Short task:
Extract the full listing verbatim and drop any pictures from your copy.

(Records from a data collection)
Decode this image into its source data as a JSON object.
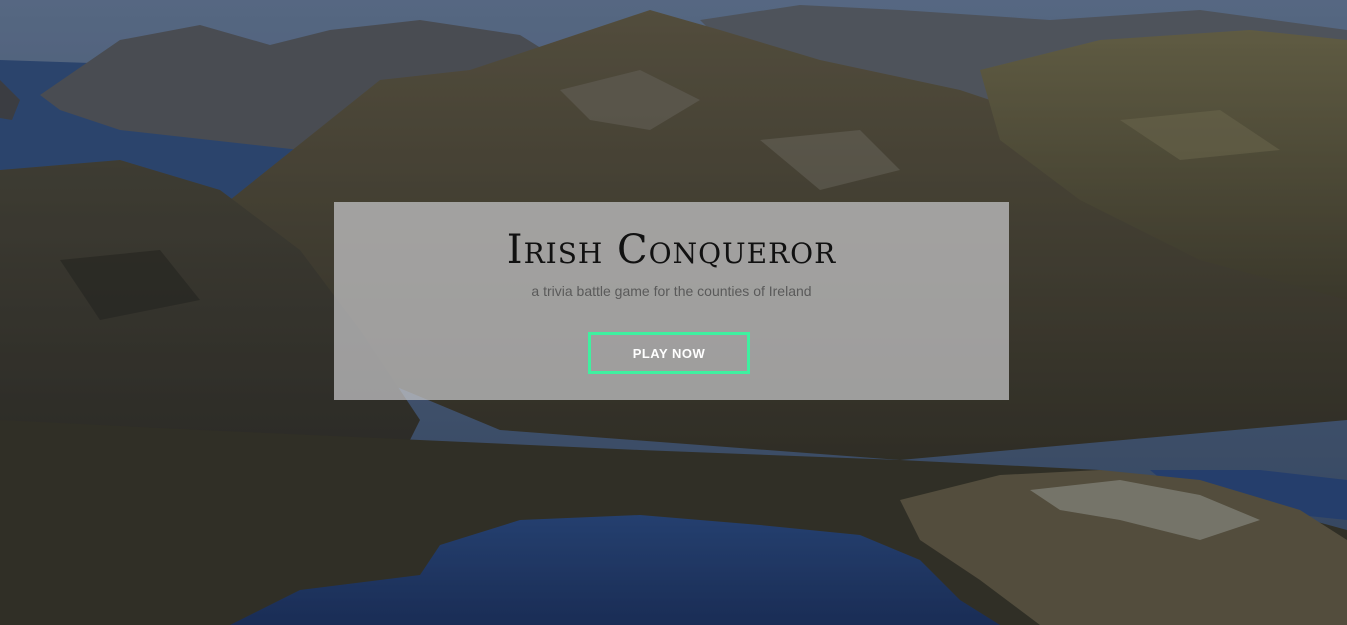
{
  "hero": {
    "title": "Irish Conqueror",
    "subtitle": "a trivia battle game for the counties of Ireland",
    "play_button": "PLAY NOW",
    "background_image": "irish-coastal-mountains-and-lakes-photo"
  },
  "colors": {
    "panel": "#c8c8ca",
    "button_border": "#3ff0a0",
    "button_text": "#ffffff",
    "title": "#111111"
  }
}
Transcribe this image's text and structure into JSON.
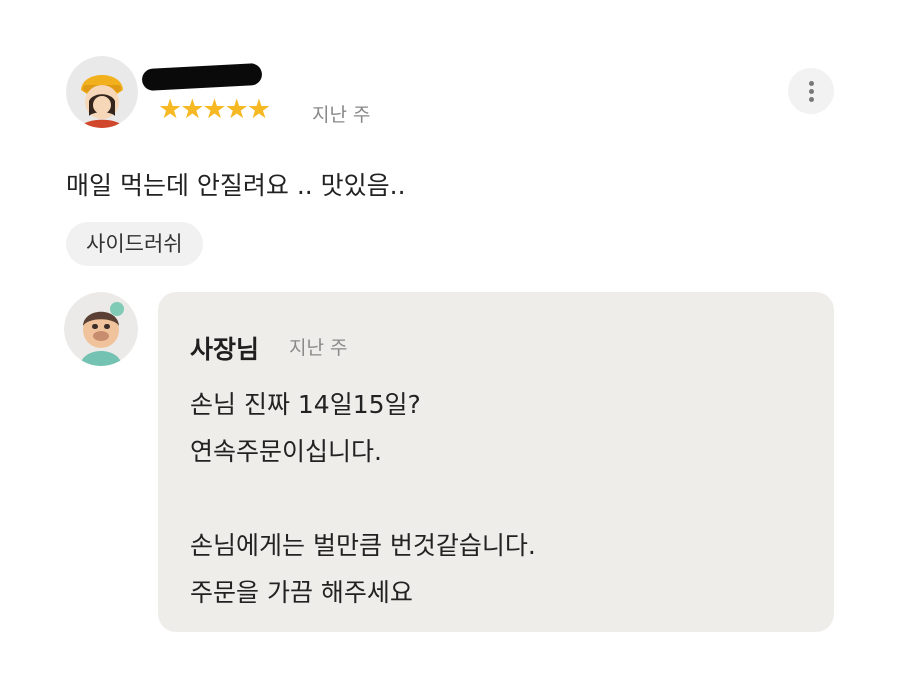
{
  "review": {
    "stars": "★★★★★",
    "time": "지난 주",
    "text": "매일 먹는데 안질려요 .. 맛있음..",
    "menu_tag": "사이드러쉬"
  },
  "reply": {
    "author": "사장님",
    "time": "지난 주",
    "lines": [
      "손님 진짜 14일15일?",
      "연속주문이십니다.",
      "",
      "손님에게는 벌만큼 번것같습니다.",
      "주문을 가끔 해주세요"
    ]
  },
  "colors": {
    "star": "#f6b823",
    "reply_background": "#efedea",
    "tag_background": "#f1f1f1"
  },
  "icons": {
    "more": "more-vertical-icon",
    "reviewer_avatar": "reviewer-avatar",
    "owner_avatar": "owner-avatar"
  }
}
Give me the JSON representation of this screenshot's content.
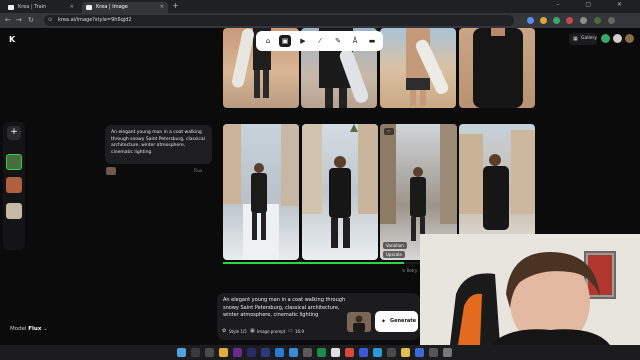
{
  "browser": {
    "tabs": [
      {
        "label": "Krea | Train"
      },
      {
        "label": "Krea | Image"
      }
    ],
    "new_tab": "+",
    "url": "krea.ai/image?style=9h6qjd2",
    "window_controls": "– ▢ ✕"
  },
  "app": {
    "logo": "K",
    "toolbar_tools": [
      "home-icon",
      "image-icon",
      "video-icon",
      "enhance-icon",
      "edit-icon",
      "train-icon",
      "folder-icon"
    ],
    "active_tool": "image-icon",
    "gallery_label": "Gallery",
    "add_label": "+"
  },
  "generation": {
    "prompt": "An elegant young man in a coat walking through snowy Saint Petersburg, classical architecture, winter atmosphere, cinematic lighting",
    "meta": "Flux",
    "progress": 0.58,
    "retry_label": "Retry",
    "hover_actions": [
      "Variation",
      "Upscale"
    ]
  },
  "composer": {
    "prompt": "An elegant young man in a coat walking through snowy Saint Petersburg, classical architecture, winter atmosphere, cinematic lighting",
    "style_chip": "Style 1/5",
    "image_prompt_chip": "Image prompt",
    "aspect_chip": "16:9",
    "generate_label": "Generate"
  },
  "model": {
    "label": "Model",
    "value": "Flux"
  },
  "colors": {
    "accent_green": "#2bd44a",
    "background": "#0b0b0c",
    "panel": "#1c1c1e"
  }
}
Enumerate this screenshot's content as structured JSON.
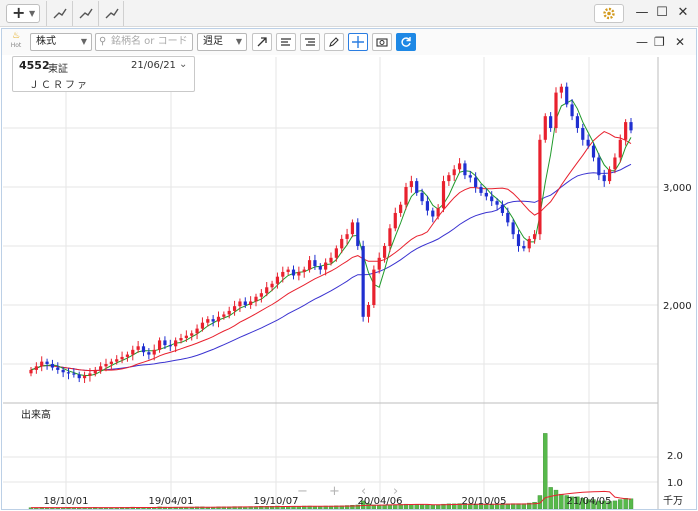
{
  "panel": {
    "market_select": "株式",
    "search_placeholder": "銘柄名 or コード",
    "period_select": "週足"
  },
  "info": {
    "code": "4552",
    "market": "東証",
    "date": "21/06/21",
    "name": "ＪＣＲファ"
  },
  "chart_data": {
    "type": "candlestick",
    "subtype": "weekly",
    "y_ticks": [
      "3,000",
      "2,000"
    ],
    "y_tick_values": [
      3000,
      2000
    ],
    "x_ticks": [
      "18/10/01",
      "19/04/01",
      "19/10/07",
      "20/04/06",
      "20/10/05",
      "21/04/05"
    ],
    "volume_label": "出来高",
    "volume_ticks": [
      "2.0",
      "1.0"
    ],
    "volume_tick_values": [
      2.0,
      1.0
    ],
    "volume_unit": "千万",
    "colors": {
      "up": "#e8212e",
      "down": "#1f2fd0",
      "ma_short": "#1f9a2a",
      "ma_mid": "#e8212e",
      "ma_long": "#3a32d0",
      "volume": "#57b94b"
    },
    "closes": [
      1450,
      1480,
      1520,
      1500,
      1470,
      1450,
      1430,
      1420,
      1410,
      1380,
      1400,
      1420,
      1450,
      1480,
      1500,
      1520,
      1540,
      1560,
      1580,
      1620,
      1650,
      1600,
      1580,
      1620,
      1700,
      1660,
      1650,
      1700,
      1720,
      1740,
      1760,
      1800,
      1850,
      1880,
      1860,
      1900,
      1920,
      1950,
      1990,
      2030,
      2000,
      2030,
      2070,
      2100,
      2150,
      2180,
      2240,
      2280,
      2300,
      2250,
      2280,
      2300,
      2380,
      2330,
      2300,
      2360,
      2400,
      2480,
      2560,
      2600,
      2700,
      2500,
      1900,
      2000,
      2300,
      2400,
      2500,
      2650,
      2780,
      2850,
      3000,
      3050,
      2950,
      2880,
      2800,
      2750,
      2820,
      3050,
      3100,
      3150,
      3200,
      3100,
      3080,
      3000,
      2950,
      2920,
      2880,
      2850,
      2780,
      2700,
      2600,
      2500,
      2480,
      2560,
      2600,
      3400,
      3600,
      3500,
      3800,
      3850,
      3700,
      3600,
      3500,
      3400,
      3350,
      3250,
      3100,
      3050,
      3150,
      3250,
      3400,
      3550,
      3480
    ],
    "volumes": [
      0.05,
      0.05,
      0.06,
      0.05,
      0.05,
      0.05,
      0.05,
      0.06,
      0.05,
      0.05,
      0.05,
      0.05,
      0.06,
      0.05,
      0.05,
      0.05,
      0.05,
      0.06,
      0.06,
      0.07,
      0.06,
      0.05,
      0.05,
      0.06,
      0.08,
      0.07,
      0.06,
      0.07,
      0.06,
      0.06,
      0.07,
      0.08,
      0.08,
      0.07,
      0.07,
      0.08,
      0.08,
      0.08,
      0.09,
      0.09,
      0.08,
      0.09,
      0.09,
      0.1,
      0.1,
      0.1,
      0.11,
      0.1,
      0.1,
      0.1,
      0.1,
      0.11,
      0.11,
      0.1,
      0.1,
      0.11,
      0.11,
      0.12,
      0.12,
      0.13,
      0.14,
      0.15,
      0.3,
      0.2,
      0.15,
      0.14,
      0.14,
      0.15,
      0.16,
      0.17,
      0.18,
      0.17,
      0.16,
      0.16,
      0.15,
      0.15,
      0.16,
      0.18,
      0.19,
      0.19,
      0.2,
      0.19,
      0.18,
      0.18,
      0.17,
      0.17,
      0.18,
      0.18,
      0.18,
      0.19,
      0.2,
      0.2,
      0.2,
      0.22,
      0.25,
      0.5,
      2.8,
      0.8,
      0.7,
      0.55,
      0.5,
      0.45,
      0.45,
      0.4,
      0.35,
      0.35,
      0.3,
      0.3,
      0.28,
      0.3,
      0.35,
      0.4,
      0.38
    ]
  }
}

Answer below:
Decode this image into its source data as a JSON object.
{
  "hero": {
    "title": "Irish Conqueror",
    "subtitle": "a trivia battle game for the counties of Ireland",
    "play_button": "PLAY NOW",
    "background_image": "irish-coastal-mountains-and-lakes-photo"
  },
  "colors": {
    "panel": "#c8c8ca",
    "button_border": "#3ff0a0",
    "button_text": "#ffffff",
    "title": "#111111"
  }
}
Transcribe this image's text and structure into JSON.
{
  "review": {
    "stars": "★★★★★",
    "time": "지난 주",
    "text": "매일 먹는데 안질려요 .. 맛있음..",
    "menu_tag": "사이드러쉬"
  },
  "reply": {
    "author": "사장님",
    "time": "지난 주",
    "lines": [
      "손님 진짜 14일15일?",
      "연속주문이십니다.",
      "",
      "손님에게는 벌만큼 번것같습니다.",
      "주문을 가끔 해주세요"
    ]
  },
  "colors": {
    "star": "#f6b823",
    "reply_background": "#efedea",
    "tag_background": "#f1f1f1"
  },
  "icons": {
    "more": "more-vertical-icon",
    "reviewer_avatar": "reviewer-avatar",
    "owner_avatar": "owner-avatar"
  }
}
Give me the JSON representation of this screenshot's content.
{
  "browser": {
    "tabs": [
      {
        "label": "Krea | Train"
      },
      {
        "label": "Krea | Image"
      }
    ],
    "new_tab": "+",
    "url": "krea.ai/image?style=9h6qjd2",
    "window_controls": "– ▢ ✕"
  },
  "app": {
    "logo": "K",
    "toolbar_tools": [
      "home-icon",
      "image-icon",
      "video-icon",
      "enhance-icon",
      "edit-icon",
      "train-icon",
      "folder-icon"
    ],
    "active_tool": "image-icon",
    "gallery_label": "Gallery",
    "add_label": "+"
  },
  "generation": {
    "prompt": "An elegant young man in a coat walking through snowy Saint Petersburg, classical architecture, winter atmosphere, cinematic lighting",
    "meta": "Flux",
    "progress": 0.58,
    "retry_label": "Retry",
    "hover_actions": [
      "Variation",
      "Upscale"
    ]
  },
  "composer": {
    "prompt": "An elegant young man in a coat walking through snowy Saint Petersburg, classical architecture, winter atmosphere, cinematic lighting",
    "style_chip": "Style 1/5",
    "image_prompt_chip": "Image prompt",
    "aspect_chip": "16:9",
    "generate_label": "Generate"
  },
  "model": {
    "label": "Model",
    "value": "Flux"
  },
  "colors": {
    "accent_green": "#2bd44a",
    "background": "#0b0b0c",
    "panel": "#1c1c1e"
  }
}
Enumerate this screenshot's content as structured JSON.
{
  "panel": {
    "market_select": "株式",
    "search_placeholder": "銘柄名 or コード",
    "period_select": "週足"
  },
  "info": {
    "code": "4552",
    "market": "東証",
    "date": "21/06/21",
    "name": "ＪＣＲファ"
  },
  "chart_data": {
    "type": "candlestick",
    "subtype": "weekly",
    "y_ticks": [
      "3,000",
      "2,000"
    ],
    "y_tick_values": [
      3000,
      2000
    ],
    "x_ticks": [
      "18/10/01",
      "19/04/01",
      "19/10/07",
      "20/04/06",
      "20/10/05",
      "21/04/05"
    ],
    "volume_label": "出来高",
    "volume_ticks": [
      "2.0",
      "1.0"
    ],
    "volume_tick_values": [
      2.0,
      1.0
    ],
    "volume_unit": "千万",
    "colors": {
      "up": "#e8212e",
      "down": "#1f2fd0",
      "ma_short": "#1f9a2a",
      "ma_mid": "#e8212e",
      "ma_long": "#3a32d0",
      "volume": "#57b94b"
    },
    "closes": [
      1450,
      1480,
      1520,
      1500,
      1470,
      1450,
      1430,
      1420,
      1410,
      1380,
      1400,
      1420,
      1450,
      1480,
      1500,
      1520,
      1540,
      1560,
      1580,
      1620,
      1650,
      1600,
      1580,
      1620,
      1700,
      1660,
      1650,
      1700,
      1720,
      1740,
      1760,
      1800,
      1850,
      1880,
      1860,
      1900,
      1920,
      1950,
      1990,
      2030,
      2000,
      2030,
      2070,
      2100,
      2150,
      2180,
      2240,
      2280,
      2300,
      2250,
      2280,
      2300,
      2380,
      2330,
      2300,
      2360,
      2400,
      2480,
      2560,
      2600,
      2700,
      2500,
      1900,
      2000,
      2300,
      2400,
      2500,
      2650,
      2780,
      2850,
      3000,
      3050,
      2950,
      2880,
      2800,
      2750,
      2820,
      3050,
      3100,
      3150,
      3200,
      3100,
      3080,
      3000,
      2950,
      2920,
      2880,
      2850,
      2780,
      2700,
      2600,
      2500,
      2480,
      2560,
      2600,
      3400,
      3600,
      3500,
      3800,
      3850,
      3700,
      3600,
      3500,
      3400,
      3350,
      3250,
      3100,
      3050,
      3150,
      3250,
      3400,
      3550,
      3480
    ],
    "volumes": [
      0.05,
      0.05,
      0.06,
      0.05,
      0.05,
      0.05,
      0.05,
      0.06,
      0.05,
      0.05,
      0.05,
      0.05,
      0.06,
      0.05,
      0.05,
      0.05,
      0.05,
      0.06,
      0.06,
      0.07,
      0.06,
      0.05,
      0.05,
      0.06,
      0.08,
      0.07,
      0.06,
      0.07,
      0.06,
      0.06,
      0.07,
      0.08,
      0.08,
      0.07,
      0.07,
      0.08,
      0.08,
      0.08,
      0.09,
      0.09,
      0.08,
      0.09,
      0.09,
      0.1,
      0.1,
      0.1,
      0.11,
      0.1,
      0.1,
      0.1,
      0.1,
      0.11,
      0.11,
      0.1,
      0.1,
      0.11,
      0.11,
      0.12,
      0.12,
      0.13,
      0.14,
      0.15,
      0.3,
      0.2,
      0.15,
      0.14,
      0.14,
      0.15,
      0.16,
      0.17,
      0.18,
      0.17,
      0.16,
      0.16,
      0.15,
      0.15,
      0.16,
      0.18,
      0.19,
      0.19,
      0.2,
      0.19,
      0.18,
      0.18,
      0.17,
      0.17,
      0.18,
      0.18,
      0.18,
      0.19,
      0.2,
      0.2,
      0.2,
      0.22,
      0.25,
      0.5,
      2.8,
      0.8,
      0.7,
      0.55,
      0.5,
      0.45,
      0.45,
      0.4,
      0.35,
      0.35,
      0.3,
      0.3,
      0.28,
      0.3,
      0.35,
      0.4,
      0.38
    ]
  }
}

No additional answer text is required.